* _Short task_
Quote the lines from the line holding "OCR this image." to the very end of the listing, exactly, and no others.

* _Input data_
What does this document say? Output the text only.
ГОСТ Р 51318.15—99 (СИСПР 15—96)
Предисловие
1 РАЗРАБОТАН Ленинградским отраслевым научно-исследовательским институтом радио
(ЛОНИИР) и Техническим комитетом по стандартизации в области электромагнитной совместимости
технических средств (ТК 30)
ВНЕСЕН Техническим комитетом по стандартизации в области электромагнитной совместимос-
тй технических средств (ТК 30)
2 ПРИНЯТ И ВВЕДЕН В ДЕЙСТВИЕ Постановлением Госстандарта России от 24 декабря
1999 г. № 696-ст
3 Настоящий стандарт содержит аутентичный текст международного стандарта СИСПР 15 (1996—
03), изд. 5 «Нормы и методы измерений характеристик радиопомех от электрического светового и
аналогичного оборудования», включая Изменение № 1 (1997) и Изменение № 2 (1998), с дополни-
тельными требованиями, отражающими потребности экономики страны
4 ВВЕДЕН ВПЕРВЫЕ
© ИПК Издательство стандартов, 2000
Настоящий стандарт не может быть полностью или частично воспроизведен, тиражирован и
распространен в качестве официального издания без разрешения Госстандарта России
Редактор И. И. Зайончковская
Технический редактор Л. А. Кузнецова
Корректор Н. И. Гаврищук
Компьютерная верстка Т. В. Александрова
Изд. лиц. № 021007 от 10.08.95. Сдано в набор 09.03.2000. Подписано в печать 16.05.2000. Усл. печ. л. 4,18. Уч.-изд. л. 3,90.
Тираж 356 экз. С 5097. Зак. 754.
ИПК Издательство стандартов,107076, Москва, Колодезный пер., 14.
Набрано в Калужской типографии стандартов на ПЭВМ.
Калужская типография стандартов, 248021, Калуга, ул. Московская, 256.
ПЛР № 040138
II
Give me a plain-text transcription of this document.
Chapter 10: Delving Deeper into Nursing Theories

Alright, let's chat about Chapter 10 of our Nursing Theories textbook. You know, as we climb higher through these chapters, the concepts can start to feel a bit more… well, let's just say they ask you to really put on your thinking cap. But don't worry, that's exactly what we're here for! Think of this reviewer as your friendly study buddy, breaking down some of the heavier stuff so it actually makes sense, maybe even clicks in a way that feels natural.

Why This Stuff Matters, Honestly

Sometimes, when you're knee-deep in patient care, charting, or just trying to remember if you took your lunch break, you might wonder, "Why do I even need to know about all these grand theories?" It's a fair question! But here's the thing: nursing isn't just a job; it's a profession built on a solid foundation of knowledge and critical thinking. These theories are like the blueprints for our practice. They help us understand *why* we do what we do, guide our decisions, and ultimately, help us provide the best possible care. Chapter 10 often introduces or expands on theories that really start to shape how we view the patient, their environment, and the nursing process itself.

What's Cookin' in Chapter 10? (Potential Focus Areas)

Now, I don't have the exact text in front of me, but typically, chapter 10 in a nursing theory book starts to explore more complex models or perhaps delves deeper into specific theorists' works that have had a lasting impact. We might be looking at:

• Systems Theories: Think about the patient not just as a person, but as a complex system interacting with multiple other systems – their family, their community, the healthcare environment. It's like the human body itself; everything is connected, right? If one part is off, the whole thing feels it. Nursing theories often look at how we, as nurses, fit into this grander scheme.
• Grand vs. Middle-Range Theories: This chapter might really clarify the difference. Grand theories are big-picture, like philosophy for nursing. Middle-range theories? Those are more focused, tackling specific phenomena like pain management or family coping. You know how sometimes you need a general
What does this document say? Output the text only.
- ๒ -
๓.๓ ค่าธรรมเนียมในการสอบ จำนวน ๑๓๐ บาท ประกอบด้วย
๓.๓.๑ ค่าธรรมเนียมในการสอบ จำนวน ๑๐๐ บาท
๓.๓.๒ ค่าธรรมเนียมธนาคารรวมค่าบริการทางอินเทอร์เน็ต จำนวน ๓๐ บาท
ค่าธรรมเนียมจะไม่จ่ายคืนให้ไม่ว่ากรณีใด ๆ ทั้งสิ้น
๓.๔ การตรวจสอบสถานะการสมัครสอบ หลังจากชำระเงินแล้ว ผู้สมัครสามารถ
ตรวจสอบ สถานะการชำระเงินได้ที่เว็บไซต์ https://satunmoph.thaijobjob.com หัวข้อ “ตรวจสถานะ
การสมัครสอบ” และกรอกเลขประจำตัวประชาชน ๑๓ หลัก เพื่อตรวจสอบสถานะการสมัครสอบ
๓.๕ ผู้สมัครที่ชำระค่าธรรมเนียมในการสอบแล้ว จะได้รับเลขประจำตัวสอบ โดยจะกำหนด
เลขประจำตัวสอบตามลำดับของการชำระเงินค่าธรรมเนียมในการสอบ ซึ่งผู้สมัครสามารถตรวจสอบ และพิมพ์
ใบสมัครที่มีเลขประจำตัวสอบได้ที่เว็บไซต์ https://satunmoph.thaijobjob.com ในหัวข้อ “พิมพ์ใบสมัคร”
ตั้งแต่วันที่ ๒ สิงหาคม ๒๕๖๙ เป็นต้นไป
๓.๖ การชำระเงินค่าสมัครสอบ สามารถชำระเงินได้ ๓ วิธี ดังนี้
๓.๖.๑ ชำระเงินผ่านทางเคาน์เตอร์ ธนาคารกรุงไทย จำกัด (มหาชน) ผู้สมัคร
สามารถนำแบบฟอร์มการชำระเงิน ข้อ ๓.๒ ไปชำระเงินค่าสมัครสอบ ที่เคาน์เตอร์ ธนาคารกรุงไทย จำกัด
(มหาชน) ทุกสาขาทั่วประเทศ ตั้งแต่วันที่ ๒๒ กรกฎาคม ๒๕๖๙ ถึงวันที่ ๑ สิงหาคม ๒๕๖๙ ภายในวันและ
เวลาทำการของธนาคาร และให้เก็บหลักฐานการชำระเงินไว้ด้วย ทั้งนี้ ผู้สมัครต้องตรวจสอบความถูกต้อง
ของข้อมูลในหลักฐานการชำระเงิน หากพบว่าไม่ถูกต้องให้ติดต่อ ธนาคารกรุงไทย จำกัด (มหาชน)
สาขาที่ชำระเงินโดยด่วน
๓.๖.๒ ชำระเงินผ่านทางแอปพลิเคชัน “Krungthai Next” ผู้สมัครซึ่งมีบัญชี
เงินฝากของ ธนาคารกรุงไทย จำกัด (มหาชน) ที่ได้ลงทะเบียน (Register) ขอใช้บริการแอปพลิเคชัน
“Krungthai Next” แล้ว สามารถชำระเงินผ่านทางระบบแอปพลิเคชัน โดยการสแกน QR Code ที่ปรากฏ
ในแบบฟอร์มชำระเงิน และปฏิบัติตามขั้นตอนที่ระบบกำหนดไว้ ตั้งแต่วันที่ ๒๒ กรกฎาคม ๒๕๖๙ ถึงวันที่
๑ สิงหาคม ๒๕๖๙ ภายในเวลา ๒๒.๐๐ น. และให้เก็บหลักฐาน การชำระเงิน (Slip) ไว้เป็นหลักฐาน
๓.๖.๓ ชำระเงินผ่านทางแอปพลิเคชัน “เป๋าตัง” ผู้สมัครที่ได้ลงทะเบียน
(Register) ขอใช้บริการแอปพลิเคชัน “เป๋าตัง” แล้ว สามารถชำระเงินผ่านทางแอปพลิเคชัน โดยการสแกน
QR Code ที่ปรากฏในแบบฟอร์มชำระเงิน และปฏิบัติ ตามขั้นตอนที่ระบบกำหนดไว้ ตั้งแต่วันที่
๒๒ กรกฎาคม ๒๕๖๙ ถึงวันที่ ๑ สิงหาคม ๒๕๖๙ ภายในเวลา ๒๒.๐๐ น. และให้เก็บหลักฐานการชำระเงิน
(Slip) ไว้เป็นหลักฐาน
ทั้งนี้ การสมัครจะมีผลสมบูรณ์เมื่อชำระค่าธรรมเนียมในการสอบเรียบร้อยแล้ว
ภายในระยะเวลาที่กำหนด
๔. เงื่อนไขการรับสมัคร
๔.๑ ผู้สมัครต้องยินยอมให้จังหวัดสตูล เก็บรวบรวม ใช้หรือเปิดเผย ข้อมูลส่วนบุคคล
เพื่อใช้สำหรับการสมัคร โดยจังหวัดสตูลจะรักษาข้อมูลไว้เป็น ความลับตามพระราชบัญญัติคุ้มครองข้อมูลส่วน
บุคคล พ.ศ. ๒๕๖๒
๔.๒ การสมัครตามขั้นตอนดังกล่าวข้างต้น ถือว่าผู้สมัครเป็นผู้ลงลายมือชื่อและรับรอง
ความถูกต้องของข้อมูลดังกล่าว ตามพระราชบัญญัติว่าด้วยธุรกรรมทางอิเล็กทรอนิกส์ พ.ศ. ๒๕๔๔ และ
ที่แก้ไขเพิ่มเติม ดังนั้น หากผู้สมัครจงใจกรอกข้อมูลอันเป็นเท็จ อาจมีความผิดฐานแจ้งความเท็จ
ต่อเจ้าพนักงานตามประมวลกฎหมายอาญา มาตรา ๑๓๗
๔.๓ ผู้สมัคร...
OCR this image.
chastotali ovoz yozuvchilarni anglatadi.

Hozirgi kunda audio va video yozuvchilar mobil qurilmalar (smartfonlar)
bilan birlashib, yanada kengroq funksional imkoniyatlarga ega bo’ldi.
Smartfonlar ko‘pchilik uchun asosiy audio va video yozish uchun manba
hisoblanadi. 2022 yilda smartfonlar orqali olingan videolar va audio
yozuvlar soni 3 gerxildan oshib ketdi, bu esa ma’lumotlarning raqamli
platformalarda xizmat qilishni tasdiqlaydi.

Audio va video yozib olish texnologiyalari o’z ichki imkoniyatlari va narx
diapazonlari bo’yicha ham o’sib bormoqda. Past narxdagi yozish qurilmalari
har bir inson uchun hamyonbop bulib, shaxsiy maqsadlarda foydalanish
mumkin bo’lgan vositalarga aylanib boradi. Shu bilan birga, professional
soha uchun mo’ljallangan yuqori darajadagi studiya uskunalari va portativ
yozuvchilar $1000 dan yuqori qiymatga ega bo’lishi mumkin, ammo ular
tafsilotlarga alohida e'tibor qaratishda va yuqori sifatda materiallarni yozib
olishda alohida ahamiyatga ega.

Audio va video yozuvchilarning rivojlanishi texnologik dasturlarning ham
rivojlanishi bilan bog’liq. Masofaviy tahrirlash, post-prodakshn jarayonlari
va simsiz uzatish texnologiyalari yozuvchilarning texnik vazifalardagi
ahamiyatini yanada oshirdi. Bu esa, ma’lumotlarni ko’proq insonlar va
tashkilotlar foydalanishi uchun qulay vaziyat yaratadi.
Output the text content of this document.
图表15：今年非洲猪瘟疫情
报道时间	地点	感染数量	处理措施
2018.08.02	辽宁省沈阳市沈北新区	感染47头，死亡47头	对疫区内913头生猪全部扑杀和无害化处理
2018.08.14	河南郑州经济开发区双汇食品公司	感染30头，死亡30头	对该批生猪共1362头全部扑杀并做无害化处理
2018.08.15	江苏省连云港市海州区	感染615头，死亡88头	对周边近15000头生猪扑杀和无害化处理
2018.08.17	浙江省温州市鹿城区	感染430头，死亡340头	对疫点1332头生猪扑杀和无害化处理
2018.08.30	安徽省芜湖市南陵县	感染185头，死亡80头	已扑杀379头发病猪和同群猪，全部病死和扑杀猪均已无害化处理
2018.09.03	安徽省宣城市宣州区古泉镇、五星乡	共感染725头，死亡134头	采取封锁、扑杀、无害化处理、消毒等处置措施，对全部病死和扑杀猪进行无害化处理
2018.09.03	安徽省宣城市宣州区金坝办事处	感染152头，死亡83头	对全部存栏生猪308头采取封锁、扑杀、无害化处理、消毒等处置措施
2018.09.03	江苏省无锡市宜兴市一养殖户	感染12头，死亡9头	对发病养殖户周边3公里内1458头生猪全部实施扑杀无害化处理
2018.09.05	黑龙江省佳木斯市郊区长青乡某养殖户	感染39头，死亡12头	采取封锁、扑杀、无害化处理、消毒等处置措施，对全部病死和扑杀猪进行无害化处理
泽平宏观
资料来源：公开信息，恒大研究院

* _Expected answer_
OCR this image.
chastotali ovoz yozuvchilarni anglatadi.

Hozirgi kunda audio va video yozuvchilar mobil qurilmalar (smartfonlar)
bilan birlashib, yanada kengroq funksional imkoniyatlarga ega bo’ldi.
Smartfonlar ko‘pchilik uchun asosiy audio va video yozish uchun manba
hisoblanadi. 2022 yilda smartfonlar orqali olingan videolar va audio
yozuvlar soni 3 gerxildan oshib ketdi, bu esa ma’lumotlarning raqamli
platformalarda xizmat qilishni tasdiqlaydi.

Audio va video yozib olish texnologiyalari o’z ichki imkoniyatlari va narx
diapazonlari bo’yicha ham o’sib bormoqda. Past narxdagi yozish qurilmalari
har bir inson uchun hamyonbop bulib, shaxsiy maqsadlarda foydalanish
mumkin bo’lgan vositalarga aylanib boradi. Shu bilan birga, professional
soha uchun mo’ljallangan yuqori darajadagi studiya uskunalari va portativ
yozuvchilar $1000 dan yuqori qiymatga ega bo’lishi mumkin, ammo ular
tafsilotlarga alohida e'tibor qaratishda va yuqori sifatda materiallarni yozib
olishda alohida ahamiyatga ega.

Audio va video yozuvchilarning rivojlanishi texnologik dasturlarning ham
rivojlanishi bilan bog’liq. Masofaviy tahrirlash, post-prodakshn jarayonlari
va simsiz uzatish texnologiyalari yozuvchilarning texnik vazifalardagi
ahamiyatini yanada oshirdi. Bu esa, ma’lumotlarni ko’proq insonlar va
tashkilotlar foydalanishi uchun qulay vaziyat yaratadi.
Output the text content of this document.
图表15：今年非洲猪瘟疫情
报道时间	地点	感染数量	处理措施
2018.08.02	辽宁省沈阳市沈北新区	感染47头，死亡47头	对疫区内913头生猪全部扑杀和无害化处理
2018.08.14	河南郑州经济开发区双汇食品公司	感染30头，死亡30头	对该批生猪共1362头全部扑杀并做无害化处理
2018.08.15	江苏省连云港市海州区	感染615头，死亡88头	对周边近15000头生猪扑杀和无害化处理
2018.08.17	浙江省温州市鹿城区	感染430头，死亡340头	对疫点1332头生猪扑杀和无害化处理
2018.08.30	安徽省芜湖市南陵县	感染185头，死亡80头	已扑杀379头发病猪和同群猪，全部病死和扑杀猪均已无害化处理
2018.09.03	安徽省宣城市宣州区古泉镇、五星乡	共感染725头，死亡134头	采取封锁、扑杀、无害化处理、消毒等处置措施，对全部病死和扑杀猪进行无害化处理
2018.09.03	安徽省宣城市宣州区金坝办事处	感染152头，死亡83头	对全部存栏生猪308头采取封锁、扑杀、无害化处理、消毒等处置措施
2018.09.03	江苏省无锡市宜兴市一养殖户	感染12头，死亡9头	对发病养殖户周边3公里内1458头生猪全部实施扑杀无害化处理
2018.09.05	黑龙江省佳木斯市郊区长青乡某养殖户	感染39头，死亡12头	采取封锁、扑杀、无害化处理、消毒等处置措施，对全部病死和扑杀猪进行无害化处理
泽平宏观
资料来源：公开信息，恒大研究院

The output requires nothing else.